==== Raw data
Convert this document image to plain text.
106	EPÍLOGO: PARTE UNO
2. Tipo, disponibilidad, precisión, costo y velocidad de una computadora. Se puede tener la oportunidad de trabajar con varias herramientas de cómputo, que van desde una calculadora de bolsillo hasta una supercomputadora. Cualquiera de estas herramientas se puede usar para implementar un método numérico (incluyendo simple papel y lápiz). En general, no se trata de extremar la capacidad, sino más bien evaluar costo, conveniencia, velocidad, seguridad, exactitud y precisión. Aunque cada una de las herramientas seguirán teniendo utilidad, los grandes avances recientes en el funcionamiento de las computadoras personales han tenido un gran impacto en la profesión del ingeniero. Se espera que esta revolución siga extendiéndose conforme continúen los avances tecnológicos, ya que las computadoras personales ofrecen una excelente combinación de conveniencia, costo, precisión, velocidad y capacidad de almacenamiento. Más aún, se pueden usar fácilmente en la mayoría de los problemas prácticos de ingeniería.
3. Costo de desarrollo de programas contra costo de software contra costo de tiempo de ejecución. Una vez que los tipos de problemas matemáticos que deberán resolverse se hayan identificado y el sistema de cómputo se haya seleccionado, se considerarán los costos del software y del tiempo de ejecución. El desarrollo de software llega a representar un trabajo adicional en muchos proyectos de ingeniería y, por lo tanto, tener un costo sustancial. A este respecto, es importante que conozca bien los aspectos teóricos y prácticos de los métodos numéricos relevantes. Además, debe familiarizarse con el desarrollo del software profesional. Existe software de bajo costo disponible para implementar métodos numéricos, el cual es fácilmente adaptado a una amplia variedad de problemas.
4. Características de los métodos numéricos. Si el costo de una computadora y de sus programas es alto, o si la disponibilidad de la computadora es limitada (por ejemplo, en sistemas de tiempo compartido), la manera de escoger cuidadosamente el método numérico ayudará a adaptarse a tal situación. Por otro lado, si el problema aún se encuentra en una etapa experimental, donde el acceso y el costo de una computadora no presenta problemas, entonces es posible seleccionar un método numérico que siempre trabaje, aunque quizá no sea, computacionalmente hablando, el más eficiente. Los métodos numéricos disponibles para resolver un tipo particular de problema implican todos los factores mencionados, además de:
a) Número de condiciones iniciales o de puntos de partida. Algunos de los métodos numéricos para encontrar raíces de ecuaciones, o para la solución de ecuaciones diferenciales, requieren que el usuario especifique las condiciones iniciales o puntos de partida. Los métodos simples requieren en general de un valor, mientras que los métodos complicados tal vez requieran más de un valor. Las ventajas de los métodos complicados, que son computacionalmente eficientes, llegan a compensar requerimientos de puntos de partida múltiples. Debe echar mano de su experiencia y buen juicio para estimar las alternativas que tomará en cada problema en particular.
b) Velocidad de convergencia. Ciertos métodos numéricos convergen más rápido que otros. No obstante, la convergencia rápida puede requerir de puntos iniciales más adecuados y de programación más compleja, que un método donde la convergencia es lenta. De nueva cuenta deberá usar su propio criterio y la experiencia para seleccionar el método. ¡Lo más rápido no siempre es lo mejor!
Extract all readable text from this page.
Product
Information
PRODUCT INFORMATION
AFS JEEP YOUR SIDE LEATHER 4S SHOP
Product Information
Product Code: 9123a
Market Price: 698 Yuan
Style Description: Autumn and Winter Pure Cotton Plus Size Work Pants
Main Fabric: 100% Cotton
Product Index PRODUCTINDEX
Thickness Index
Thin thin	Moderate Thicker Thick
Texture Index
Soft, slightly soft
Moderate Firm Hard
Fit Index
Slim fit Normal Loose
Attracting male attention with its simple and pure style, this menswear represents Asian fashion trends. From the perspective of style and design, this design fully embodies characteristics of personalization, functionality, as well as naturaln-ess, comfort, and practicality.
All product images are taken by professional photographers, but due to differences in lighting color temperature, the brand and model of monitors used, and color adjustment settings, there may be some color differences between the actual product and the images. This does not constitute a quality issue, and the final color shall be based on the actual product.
========
Across the records above, count the lines holding "Index" and reply with that number alone.

### Result of this exercise
4